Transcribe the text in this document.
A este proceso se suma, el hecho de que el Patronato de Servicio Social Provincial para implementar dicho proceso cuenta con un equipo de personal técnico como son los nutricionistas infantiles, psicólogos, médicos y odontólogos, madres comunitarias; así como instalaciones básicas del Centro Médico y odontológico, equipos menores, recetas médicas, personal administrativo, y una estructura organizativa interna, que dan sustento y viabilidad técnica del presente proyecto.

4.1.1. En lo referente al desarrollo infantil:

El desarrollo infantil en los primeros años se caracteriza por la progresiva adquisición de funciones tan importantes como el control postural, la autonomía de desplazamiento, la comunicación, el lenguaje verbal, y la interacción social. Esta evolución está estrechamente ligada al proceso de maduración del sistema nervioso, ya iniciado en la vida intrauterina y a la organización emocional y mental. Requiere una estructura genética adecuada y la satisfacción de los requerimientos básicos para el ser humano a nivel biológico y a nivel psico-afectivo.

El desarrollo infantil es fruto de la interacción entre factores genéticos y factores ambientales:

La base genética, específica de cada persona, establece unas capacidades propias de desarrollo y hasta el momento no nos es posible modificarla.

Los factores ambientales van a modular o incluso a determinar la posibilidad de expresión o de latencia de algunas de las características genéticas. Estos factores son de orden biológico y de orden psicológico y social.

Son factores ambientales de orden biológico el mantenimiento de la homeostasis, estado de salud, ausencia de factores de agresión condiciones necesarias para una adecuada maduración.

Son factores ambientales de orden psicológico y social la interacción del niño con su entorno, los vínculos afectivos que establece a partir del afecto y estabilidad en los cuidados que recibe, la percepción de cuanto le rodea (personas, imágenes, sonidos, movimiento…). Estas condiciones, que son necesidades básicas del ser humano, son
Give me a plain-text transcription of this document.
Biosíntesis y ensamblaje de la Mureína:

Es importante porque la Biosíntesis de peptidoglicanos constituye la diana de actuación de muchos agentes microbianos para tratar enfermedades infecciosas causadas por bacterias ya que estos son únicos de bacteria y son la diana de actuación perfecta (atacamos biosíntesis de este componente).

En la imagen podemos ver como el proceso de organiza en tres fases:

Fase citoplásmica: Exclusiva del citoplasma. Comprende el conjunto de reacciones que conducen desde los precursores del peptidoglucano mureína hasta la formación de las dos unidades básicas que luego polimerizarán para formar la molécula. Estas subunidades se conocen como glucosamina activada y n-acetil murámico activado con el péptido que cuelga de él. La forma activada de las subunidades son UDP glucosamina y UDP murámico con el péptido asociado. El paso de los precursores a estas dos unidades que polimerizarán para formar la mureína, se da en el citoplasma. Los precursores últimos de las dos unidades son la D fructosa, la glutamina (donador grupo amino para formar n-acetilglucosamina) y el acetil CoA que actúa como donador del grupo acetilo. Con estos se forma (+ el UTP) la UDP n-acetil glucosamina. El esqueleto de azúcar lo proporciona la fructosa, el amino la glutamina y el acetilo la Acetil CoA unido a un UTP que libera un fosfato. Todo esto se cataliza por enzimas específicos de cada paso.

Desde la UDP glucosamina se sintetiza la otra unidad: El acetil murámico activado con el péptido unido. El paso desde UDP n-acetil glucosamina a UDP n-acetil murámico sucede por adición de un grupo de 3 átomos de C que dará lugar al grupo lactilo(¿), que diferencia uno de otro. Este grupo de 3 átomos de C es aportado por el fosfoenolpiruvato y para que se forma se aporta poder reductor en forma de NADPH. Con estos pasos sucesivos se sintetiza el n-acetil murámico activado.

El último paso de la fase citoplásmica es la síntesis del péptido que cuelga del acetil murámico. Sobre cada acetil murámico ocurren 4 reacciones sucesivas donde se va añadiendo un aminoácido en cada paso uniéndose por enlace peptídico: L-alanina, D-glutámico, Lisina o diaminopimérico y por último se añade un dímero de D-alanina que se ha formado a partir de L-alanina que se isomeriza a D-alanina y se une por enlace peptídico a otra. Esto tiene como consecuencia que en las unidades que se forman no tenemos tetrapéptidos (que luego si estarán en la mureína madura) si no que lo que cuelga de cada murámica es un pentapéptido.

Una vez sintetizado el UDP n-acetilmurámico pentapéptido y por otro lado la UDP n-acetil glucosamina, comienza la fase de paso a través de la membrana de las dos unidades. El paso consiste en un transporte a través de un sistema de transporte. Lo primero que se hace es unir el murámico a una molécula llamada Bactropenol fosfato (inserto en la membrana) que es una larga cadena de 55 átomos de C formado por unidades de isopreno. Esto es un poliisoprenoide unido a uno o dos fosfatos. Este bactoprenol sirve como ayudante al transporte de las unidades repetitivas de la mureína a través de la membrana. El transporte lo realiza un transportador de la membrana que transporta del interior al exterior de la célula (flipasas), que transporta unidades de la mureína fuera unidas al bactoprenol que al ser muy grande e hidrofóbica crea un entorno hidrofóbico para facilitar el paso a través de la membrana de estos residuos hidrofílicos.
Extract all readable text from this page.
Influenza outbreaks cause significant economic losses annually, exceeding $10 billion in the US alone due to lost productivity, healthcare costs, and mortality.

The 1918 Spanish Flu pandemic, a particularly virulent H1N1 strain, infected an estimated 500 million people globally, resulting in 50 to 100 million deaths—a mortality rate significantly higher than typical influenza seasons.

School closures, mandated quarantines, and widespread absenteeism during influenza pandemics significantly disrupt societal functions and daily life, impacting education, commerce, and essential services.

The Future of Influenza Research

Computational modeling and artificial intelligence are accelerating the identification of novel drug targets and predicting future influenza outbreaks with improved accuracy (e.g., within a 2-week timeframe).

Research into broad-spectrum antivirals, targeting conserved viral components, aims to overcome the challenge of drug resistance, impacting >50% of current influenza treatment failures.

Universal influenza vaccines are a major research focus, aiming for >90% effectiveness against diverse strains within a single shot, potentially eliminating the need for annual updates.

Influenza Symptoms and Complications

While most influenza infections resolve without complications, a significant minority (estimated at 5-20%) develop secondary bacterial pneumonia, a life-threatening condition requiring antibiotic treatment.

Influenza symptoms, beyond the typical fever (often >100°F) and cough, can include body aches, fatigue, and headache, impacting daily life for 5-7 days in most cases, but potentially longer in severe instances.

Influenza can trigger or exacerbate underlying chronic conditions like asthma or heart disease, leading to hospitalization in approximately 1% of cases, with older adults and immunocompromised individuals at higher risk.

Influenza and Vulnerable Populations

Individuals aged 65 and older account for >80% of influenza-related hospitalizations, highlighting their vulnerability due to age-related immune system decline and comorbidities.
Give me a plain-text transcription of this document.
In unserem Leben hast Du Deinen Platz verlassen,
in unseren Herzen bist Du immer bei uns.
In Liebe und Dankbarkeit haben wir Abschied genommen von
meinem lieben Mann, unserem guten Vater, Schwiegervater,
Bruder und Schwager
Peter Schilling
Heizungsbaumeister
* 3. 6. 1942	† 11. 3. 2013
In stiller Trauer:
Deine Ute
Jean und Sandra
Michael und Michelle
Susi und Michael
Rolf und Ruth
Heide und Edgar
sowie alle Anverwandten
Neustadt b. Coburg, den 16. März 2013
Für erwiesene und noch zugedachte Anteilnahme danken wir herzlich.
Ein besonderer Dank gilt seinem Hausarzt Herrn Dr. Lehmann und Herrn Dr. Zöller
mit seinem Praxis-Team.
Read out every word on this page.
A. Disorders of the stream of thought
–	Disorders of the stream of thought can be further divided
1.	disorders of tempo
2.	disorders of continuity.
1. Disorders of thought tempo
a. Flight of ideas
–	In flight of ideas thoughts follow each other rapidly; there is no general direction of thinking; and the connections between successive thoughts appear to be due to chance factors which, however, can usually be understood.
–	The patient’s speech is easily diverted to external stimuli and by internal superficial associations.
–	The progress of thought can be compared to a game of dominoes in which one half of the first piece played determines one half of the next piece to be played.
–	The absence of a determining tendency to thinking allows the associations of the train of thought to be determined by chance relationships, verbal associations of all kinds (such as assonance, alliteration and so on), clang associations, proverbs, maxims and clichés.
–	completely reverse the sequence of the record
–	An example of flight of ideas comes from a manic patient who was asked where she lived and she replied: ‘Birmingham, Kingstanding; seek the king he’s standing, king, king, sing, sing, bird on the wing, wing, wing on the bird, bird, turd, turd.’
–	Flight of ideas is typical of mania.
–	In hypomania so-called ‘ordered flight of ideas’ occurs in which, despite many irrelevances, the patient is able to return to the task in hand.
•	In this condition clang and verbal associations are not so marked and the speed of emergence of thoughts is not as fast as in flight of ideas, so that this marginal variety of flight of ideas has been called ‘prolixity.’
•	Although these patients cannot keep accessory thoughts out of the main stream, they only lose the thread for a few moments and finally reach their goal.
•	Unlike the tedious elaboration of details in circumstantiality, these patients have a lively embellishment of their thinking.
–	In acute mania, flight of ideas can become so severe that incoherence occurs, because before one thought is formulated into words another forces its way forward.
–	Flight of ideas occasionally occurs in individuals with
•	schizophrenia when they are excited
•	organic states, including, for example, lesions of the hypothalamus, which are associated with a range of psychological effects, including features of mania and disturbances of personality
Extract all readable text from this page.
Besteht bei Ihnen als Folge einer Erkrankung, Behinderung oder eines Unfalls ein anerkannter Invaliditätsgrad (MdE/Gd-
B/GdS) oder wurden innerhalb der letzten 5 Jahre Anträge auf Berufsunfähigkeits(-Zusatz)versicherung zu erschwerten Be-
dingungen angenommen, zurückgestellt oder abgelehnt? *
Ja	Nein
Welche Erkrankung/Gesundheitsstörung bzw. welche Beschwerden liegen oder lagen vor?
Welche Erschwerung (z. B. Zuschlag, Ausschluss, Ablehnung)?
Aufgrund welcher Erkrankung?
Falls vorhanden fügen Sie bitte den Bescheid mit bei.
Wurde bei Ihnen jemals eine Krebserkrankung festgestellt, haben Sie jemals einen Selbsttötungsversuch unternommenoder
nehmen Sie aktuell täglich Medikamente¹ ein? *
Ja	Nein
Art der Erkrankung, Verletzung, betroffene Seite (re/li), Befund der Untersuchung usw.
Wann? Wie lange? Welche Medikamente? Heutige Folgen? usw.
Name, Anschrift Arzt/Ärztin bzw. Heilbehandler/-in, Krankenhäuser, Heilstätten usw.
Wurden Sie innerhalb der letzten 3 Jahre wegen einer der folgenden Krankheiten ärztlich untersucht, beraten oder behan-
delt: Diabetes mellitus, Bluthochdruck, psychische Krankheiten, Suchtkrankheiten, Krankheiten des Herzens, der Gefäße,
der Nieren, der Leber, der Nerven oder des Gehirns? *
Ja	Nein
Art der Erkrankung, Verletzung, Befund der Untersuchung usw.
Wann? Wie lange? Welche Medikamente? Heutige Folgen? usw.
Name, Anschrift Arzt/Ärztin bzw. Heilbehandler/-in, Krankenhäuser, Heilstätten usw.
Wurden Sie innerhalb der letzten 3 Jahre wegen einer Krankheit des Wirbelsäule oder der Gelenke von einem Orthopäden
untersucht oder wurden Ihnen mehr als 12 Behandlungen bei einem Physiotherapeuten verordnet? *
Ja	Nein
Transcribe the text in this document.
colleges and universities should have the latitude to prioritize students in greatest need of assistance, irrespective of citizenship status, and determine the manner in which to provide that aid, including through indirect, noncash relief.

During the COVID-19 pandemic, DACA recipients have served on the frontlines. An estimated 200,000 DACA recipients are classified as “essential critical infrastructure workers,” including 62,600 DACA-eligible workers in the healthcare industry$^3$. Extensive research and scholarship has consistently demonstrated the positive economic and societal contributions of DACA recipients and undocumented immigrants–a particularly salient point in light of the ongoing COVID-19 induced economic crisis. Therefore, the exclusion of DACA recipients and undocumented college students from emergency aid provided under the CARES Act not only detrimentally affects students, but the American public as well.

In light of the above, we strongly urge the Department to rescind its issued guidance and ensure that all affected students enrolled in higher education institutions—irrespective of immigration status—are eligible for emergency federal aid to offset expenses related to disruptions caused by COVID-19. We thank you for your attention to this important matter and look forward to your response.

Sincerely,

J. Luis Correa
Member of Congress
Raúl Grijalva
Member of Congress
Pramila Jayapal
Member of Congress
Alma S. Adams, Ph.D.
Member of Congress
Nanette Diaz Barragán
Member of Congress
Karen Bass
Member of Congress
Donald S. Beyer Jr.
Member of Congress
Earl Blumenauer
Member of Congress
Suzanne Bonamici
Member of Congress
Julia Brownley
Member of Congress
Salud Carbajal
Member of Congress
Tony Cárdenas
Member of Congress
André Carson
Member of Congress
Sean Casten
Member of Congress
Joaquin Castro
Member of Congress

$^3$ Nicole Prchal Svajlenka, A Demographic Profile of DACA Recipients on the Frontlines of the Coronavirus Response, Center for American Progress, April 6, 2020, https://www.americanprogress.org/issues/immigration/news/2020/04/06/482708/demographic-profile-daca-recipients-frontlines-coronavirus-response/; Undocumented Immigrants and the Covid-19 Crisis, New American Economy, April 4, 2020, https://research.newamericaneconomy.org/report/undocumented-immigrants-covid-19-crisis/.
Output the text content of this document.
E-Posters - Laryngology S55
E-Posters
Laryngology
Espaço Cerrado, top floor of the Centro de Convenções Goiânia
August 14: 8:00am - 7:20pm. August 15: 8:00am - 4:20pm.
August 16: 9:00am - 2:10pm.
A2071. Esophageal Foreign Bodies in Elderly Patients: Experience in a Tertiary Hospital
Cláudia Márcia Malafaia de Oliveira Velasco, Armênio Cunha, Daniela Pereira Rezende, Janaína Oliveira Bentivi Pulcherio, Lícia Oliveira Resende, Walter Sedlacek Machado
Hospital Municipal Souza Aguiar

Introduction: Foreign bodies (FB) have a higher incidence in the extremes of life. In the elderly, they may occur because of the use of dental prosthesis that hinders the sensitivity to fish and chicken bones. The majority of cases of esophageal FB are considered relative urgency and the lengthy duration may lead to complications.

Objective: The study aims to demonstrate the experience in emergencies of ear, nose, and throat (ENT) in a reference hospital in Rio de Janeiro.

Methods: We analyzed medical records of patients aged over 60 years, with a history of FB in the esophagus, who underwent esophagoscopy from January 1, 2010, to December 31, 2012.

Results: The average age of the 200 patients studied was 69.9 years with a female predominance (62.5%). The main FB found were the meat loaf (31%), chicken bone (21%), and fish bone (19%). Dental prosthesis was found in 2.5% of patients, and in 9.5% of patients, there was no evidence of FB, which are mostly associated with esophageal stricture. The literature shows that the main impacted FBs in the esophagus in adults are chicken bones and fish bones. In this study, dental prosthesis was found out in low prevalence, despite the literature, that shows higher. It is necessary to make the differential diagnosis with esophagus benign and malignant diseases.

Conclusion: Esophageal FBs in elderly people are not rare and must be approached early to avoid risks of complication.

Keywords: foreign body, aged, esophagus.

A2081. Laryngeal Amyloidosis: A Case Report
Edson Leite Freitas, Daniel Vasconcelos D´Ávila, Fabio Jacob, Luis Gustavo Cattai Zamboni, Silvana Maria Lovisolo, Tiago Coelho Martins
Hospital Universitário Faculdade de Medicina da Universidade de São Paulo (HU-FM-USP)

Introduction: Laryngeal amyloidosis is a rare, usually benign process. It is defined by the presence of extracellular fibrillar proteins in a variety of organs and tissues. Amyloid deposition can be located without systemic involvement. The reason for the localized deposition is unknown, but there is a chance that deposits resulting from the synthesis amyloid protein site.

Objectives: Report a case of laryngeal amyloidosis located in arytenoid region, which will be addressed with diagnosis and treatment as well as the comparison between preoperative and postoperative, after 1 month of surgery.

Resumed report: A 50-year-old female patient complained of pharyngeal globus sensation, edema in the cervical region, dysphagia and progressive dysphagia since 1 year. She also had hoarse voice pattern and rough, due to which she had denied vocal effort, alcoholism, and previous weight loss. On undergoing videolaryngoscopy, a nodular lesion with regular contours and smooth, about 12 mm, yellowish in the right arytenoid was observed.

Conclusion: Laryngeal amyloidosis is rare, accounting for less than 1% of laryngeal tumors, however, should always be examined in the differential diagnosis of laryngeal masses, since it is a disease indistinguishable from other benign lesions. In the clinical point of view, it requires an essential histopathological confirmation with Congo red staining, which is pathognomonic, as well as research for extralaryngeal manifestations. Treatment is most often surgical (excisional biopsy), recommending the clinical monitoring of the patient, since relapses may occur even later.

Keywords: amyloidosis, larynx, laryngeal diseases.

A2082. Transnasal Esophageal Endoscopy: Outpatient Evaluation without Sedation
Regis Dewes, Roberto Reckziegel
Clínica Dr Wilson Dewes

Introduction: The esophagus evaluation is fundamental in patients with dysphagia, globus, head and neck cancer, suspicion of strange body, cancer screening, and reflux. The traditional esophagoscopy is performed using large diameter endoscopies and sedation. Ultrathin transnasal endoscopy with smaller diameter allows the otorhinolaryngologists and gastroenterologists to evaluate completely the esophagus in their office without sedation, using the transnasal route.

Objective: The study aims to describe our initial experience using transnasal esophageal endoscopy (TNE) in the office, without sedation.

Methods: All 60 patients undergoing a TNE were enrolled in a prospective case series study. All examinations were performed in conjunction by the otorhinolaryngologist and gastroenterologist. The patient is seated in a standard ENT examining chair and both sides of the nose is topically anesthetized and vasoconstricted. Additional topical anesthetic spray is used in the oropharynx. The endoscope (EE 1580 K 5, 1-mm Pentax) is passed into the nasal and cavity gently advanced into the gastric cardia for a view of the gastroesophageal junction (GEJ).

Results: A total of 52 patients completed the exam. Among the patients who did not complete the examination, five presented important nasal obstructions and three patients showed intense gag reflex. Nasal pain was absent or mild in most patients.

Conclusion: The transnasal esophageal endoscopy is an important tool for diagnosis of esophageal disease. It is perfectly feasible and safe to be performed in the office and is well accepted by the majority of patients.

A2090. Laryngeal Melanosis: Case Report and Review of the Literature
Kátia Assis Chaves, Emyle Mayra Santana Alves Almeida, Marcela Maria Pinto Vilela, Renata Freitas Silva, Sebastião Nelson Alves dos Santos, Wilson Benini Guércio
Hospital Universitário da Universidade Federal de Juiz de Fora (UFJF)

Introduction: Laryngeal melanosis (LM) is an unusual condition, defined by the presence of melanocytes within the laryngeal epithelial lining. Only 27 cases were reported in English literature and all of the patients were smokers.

_Your objective_:
Checking the material above line by line, count those that include the string "estructura". Give the number alone.

_Exercise result_:
2